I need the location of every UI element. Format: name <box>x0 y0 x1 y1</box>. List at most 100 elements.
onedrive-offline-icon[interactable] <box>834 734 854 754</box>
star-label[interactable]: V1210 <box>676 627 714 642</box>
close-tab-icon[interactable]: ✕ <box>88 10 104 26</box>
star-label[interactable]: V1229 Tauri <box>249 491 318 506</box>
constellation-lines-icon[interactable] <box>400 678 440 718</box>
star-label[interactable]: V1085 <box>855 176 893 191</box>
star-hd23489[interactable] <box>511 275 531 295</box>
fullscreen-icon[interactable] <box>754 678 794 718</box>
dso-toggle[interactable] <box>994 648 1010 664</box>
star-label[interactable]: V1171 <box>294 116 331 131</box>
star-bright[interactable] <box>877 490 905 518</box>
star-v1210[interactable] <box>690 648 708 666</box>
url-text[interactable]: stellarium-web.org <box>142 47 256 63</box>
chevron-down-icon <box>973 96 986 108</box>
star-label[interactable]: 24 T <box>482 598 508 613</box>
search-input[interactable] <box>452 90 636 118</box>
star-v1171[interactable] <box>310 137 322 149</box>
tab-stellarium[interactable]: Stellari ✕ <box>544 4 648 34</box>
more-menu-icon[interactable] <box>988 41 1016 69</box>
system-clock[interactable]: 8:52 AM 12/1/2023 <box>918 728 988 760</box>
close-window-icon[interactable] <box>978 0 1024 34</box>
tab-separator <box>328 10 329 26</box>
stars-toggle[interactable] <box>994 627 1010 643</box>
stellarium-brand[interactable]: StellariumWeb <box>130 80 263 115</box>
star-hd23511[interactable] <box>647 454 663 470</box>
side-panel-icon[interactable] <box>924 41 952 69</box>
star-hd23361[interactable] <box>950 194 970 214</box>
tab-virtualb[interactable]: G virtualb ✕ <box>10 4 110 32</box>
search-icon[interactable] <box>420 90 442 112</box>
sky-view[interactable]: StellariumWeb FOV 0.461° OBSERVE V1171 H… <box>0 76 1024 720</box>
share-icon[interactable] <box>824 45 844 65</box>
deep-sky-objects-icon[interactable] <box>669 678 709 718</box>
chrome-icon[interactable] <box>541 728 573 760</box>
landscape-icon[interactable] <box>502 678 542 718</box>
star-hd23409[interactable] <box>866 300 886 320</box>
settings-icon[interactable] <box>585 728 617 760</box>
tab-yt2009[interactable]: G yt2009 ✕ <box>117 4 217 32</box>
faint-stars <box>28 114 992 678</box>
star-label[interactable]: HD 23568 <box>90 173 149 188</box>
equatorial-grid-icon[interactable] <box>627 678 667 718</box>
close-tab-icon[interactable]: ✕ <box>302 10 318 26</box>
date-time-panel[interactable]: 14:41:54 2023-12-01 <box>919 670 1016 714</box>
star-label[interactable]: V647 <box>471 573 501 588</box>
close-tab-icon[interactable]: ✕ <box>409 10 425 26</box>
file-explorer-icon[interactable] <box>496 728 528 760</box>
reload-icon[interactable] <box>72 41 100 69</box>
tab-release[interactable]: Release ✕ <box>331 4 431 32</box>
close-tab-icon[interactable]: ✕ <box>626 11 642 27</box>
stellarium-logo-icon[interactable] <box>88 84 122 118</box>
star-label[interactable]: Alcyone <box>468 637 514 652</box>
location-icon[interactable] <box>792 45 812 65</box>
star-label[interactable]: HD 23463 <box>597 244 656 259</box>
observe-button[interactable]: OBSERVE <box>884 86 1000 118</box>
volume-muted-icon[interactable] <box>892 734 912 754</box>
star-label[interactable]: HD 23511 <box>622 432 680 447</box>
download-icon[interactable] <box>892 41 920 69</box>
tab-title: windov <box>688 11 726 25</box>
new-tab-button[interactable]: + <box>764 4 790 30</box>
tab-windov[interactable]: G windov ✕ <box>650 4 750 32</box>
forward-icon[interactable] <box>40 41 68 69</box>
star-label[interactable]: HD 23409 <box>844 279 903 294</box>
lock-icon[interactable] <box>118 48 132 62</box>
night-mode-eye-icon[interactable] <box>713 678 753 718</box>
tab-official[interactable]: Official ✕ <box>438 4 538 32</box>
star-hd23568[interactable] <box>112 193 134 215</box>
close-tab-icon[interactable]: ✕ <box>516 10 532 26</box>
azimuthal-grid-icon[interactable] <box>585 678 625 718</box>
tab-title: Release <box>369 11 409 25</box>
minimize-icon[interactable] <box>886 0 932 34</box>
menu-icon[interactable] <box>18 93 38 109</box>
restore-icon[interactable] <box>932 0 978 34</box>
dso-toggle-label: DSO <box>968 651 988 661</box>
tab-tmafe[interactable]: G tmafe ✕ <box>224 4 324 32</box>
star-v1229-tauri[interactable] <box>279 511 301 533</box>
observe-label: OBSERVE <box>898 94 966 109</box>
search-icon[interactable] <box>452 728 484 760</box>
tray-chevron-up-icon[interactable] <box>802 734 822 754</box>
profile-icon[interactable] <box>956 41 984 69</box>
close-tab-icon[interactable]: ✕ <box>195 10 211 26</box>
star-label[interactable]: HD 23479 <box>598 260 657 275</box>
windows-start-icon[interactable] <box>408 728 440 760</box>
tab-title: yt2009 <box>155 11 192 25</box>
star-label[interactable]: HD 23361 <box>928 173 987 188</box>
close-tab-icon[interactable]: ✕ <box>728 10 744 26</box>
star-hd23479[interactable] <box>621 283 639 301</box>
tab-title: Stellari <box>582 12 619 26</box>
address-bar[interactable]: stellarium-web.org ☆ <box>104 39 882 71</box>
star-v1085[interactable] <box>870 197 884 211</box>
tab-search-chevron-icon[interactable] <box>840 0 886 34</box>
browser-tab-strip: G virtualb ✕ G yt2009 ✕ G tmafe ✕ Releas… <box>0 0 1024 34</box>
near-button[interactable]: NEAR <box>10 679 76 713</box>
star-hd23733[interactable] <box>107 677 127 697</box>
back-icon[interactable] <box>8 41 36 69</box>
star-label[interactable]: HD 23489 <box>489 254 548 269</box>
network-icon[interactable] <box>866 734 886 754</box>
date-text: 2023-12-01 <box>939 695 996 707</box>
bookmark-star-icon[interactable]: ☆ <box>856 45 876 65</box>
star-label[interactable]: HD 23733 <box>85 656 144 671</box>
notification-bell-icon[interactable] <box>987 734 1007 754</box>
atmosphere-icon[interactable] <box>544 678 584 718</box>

⁂

WRITTEN REQUEST: Extract each line of the items above and copy it unchanged, in the same order.

SOLUTION TO THIS TASK:
I need the location of every UI element. Format: name <box>x0 y0 x1 y1</box>. List at most 100 elements.
onedrive-offline-icon[interactable] <box>834 734 854 754</box>
star-label[interactable]: V1210 <box>676 627 714 642</box>
close-tab-icon[interactable]: ✕ <box>88 10 104 26</box>
star-label[interactable]: V1229 Tauri <box>249 491 318 506</box>
constellation-lines-icon[interactable] <box>400 678 440 718</box>
star-label[interactable]: V1085 <box>855 176 893 191</box>
star-hd23489[interactable] <box>511 275 531 295</box>
fullscreen-icon[interactable] <box>754 678 794 718</box>
dso-toggle[interactable] <box>994 648 1010 664</box>
star-label[interactable]: V1171 <box>294 116 331 131</box>
star-bright[interactable] <box>877 490 905 518</box>
star-v1210[interactable] <box>690 648 708 666</box>
url-text[interactable]: stellarium-web.org <box>142 47 256 63</box>
chevron-down-icon <box>973 96 986 108</box>
star-label[interactable]: 24 T <box>482 598 508 613</box>
search-input[interactable] <box>452 90 636 118</box>
star-v1171[interactable] <box>310 137 322 149</box>
tab-stellarium[interactable]: Stellari ✕ <box>544 4 648 34</box>
more-menu-icon[interactable] <box>988 41 1016 69</box>
system-clock[interactable]: 8:52 AM 12/1/2023 <box>918 728 988 760</box>
close-window-icon[interactable] <box>978 0 1024 34</box>
tab-separator <box>328 10 329 26</box>
stars-toggle[interactable] <box>994 627 1010 643</box>
stellarium-brand[interactable]: StellariumWeb <box>130 80 263 115</box>
star-hd23511[interactable] <box>647 454 663 470</box>
side-panel-icon[interactable] <box>924 41 952 69</box>
star-hd23361[interactable] <box>950 194 970 214</box>
tab-virtualb[interactable]: G virtualb ✕ <box>10 4 110 32</box>
search-icon[interactable] <box>420 90 442 112</box>
sky-view[interactable]: StellariumWeb FOV 0.461° OBSERVE V1171 H… <box>0 76 1024 720</box>
share-icon[interactable] <box>824 45 844 65</box>
deep-sky-objects-icon[interactable] <box>669 678 709 718</box>
chrome-icon[interactable] <box>541 728 573 760</box>
landscape-icon[interactable] <box>502 678 542 718</box>
star-hd23409[interactable] <box>866 300 886 320</box>
settings-icon[interactable] <box>585 728 617 760</box>
tab-yt2009[interactable]: G yt2009 ✕ <box>117 4 217 32</box>
faint-stars <box>28 114 992 678</box>
star-label[interactable]: HD 23568 <box>90 173 149 188</box>
equatorial-grid-icon[interactable] <box>627 678 667 718</box>
close-tab-icon[interactable]: ✕ <box>302 10 318 26</box>
date-time-panel[interactable]: 14:41:54 2023-12-01 <box>919 670 1016 714</box>
star-label[interactable]: V647 <box>471 573 501 588</box>
close-tab-icon[interactable]: ✕ <box>409 10 425 26</box>
file-explorer-icon[interactable] <box>496 728 528 760</box>
reload-icon[interactable] <box>72 41 100 69</box>
tab-release[interactable]: Release ✕ <box>331 4 431 32</box>
close-tab-icon[interactable]: ✕ <box>626 11 642 27</box>
stellarium-logo-icon[interactable] <box>88 84 122 118</box>
star-label[interactable]: Alcyone <box>468 637 514 652</box>
location-icon[interactable] <box>792 45 812 65</box>
star-label[interactable]: HD 23463 <box>597 244 656 259</box>
observe-button[interactable]: OBSERVE <box>884 86 1000 118</box>
volume-muted-icon[interactable] <box>892 734 912 754</box>
star-label[interactable]: HD 23511 <box>622 432 680 447</box>
download-icon[interactable] <box>892 41 920 69</box>
tab-title: windov <box>688 11 726 25</box>
new-tab-button[interactable]: + <box>764 4 790 30</box>
tab-windov[interactable]: G windov ✕ <box>650 4 750 32</box>
forward-icon[interactable] <box>40 41 68 69</box>
star-label[interactable]: HD 23409 <box>844 279 903 294</box>
lock-icon[interactable] <box>118 48 132 62</box>
night-mode-eye-icon[interactable] <box>713 678 753 718</box>
tab-official[interactable]: Official ✕ <box>438 4 538 32</box>
star-hd23568[interactable] <box>112 193 134 215</box>
close-tab-icon[interactable]: ✕ <box>516 10 532 26</box>
azimuthal-grid-icon[interactable] <box>585 678 625 718</box>
tab-title: Release <box>369 11 409 25</box>
minimize-icon[interactable] <box>886 0 932 34</box>
menu-icon[interactable] <box>18 93 38 109</box>
restore-icon[interactable] <box>932 0 978 34</box>
dso-toggle-label: DSO <box>968 651 988 661</box>
tab-tmafe[interactable]: G tmafe ✕ <box>224 4 324 32</box>
star-v1229-tauri[interactable] <box>279 511 301 533</box>
observe-label: OBSERVE <box>898 94 966 109</box>
search-icon[interactable] <box>452 728 484 760</box>
tray-chevron-up-icon[interactable] <box>802 734 822 754</box>
profile-icon[interactable] <box>956 41 984 69</box>
close-tab-icon[interactable]: ✕ <box>195 10 211 26</box>
star-label[interactable]: HD 23479 <box>598 260 657 275</box>
windows-start-icon[interactable] <box>408 728 440 760</box>
tab-title: yt2009 <box>155 11 192 25</box>
star-label[interactable]: HD 23361 <box>928 173 987 188</box>
close-tab-icon[interactable]: ✕ <box>728 10 744 26</box>
star-hd23479[interactable] <box>621 283 639 301</box>
tab-title: Stellari <box>582 12 619 26</box>
address-bar[interactable]: stellarium-web.org ☆ <box>104 39 882 71</box>
star-v1085[interactable] <box>870 197 884 211</box>
tab-search-chevron-icon[interactable] <box>840 0 886 34</box>
browser-tab-strip: G virtualb ✕ G yt2009 ✕ G tmafe ✕ Releas… <box>0 0 1024 34</box>
near-button[interactable]: NEAR <box>10 679 76 713</box>
star-hd23733[interactable] <box>107 677 127 697</box>
back-icon[interactable] <box>8 41 36 69</box>
star-label[interactable]: HD 23489 <box>489 254 548 269</box>
network-icon[interactable] <box>866 734 886 754</box>
date-text: 2023-12-01 <box>939 695 996 707</box>
bookmark-star-icon[interactable]: ☆ <box>856 45 876 65</box>
star-label[interactable]: HD 23733 <box>85 656 144 671</box>
notification-bell-icon[interactable] <box>987 734 1007 754</box>
atmosphere-icon[interactable] <box>544 678 584 718</box>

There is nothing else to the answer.